--- begin DATASET ---

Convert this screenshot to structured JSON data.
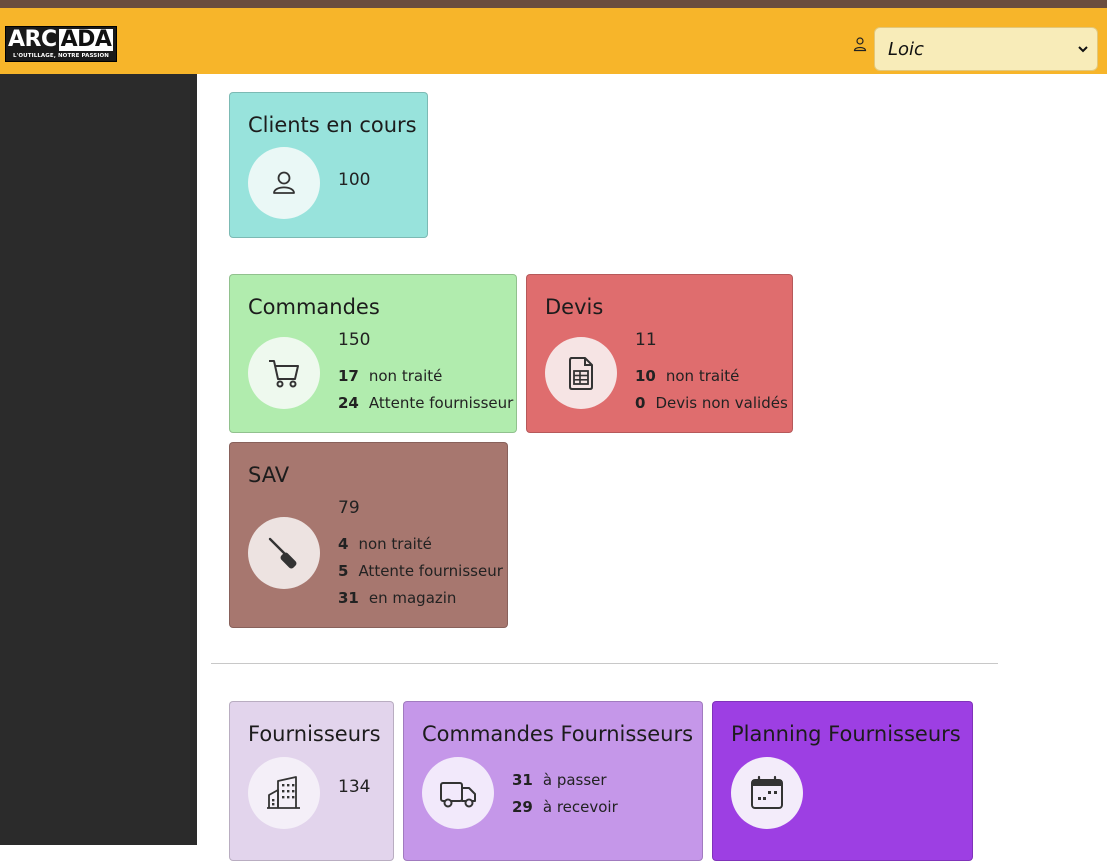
{
  "header": {
    "logo_main_left": "ARC",
    "logo_main_right": "ADA",
    "logo_tagline": "L'OUTILLAGE, NOTRE PASSION",
    "user_selected": "Loic"
  },
  "colors": {
    "header": "#f7b52a",
    "sidebar": "#2b2b2b",
    "clients": "#98e3dc",
    "commandes": "#b1ecae",
    "devis": "#df6d6e",
    "sav": "#a7776f",
    "fournisseurs": "#e2d4ec",
    "commandes_fournisseurs": "#c597e9",
    "planning_fournisseurs": "#9d3fe3"
  },
  "cards": {
    "clients": {
      "title": "Clients en cours",
      "icon": "person-icon",
      "count": "100"
    },
    "commandes": {
      "title": "Commandes",
      "icon": "cart-icon",
      "count": "150",
      "stats": [
        {
          "value": "17",
          "label": "non traité"
        },
        {
          "value": "24",
          "label": "Attente fournisseur"
        }
      ]
    },
    "devis": {
      "title": "Devis",
      "icon": "spreadsheet-file-icon",
      "count": "11",
      "stats": [
        {
          "value": "10",
          "label": "non traité"
        },
        {
          "value": "0",
          "label": "Devis non validés"
        }
      ]
    },
    "sav": {
      "title": "SAV",
      "icon": "screwdriver-icon",
      "count": "79",
      "stats": [
        {
          "value": "4",
          "label": "non traité"
        },
        {
          "value": "5",
          "label": "Attente fournisseur"
        },
        {
          "value": "31",
          "label": "en magazin"
        }
      ]
    },
    "fournisseurs": {
      "title": "Fournisseurs",
      "icon": "buildings-icon",
      "count": "134"
    },
    "commandes_fournisseurs": {
      "title": "Commandes Fournisseurs",
      "icon": "truck-icon",
      "stats": [
        {
          "value": "31",
          "label": "à passer"
        },
        {
          "value": "29",
          "label": "à recevoir"
        }
      ]
    },
    "planning_fournisseurs": {
      "title": "Planning Fournisseurs",
      "icon": "calendar-icon"
    }
  }
}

--- end DATASET ---

• WORK REQUIRED
Output every entry word for word, but omit the pictures.

• SOLUTION FOR THIS TASK
Convert this screenshot to structured JSON data.
{
  "header": {
    "logo_main_left": "ARC",
    "logo_main_right": "ADA",
    "logo_tagline": "L'OUTILLAGE, NOTRE PASSION",
    "user_selected": "Loic"
  },
  "colors": {
    "header": "#f7b52a",
    "sidebar": "#2b2b2b",
    "clients": "#98e3dc",
    "commandes": "#b1ecae",
    "devis": "#df6d6e",
    "sav": "#a7776f",
    "fournisseurs": "#e2d4ec",
    "commandes_fournisseurs": "#c597e9",
    "planning_fournisseurs": "#9d3fe3"
  },
  "cards": {
    "clients": {
      "title": "Clients en cours",
      "icon": "person-icon",
      "count": "100"
    },
    "commandes": {
      "title": "Commandes",
      "icon": "cart-icon",
      "count": "150",
      "stats": [
        {
          "value": "17",
          "label": "non traité"
        },
        {
          "value": "24",
          "label": "Attente fournisseur"
        }
      ]
    },
    "devis": {
      "title": "Devis",
      "icon": "spreadsheet-file-icon",
      "count": "11",
      "stats": [
        {
          "value": "10",
          "label": "non traité"
        },
        {
          "value": "0",
          "label": "Devis non validés"
        }
      ]
    },
    "sav": {
      "title": "SAV",
      "icon": "screwdriver-icon",
      "count": "79",
      "stats": [
        {
          "value": "4",
          "label": "non traité"
        },
        {
          "value": "5",
          "label": "Attente fournisseur"
        },
        {
          "value": "31",
          "label": "en magazin"
        }
      ]
    },
    "fournisseurs": {
      "title": "Fournisseurs",
      "icon": "buildings-icon",
      "count": "134"
    },
    "commandes_fournisseurs": {
      "title": "Commandes Fournisseurs",
      "icon": "truck-icon",
      "stats": [
        {
          "value": "31",
          "label": "à passer"
        },
        {
          "value": "29",
          "label": "à recevoir"
        }
      ]
    },
    "planning_fournisseurs": {
      "title": "Planning Fournisseurs",
      "icon": "calendar-icon"
    }
  }
}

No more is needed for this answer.